Records contained in a dataset:
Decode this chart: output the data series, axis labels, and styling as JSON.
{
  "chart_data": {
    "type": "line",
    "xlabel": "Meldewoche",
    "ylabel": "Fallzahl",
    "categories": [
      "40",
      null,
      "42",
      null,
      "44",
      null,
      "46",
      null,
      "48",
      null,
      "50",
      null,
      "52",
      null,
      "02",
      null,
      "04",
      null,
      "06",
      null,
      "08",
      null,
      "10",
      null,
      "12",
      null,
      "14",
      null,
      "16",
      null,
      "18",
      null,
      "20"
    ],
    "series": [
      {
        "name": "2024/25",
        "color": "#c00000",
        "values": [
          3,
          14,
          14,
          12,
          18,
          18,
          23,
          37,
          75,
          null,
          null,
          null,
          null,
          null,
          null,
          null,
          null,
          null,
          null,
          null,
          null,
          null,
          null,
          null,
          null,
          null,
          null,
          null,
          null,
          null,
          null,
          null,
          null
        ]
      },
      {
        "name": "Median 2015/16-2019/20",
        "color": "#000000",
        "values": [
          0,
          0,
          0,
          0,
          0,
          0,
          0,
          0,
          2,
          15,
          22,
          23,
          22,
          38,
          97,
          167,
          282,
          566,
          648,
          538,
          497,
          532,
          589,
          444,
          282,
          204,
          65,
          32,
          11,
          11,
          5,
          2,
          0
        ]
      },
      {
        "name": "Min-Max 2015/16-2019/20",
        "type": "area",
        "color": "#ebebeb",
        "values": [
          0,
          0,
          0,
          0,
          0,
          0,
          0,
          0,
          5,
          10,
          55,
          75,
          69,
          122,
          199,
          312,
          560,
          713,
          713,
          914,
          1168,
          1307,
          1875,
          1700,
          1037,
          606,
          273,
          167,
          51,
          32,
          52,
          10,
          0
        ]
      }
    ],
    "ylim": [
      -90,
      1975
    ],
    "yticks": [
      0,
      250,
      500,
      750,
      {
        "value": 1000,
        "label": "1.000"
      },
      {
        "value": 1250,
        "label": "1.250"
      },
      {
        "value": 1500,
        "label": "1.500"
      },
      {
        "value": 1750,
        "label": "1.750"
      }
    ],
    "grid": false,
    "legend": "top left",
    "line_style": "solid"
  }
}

## GOAL OF THE EXERCISE
In the listing above, find each line with the word "series" and copy it.

## IN RESPONSE
Decode this chart: output the data series, axis labels, and styling as JSON.
    "series": [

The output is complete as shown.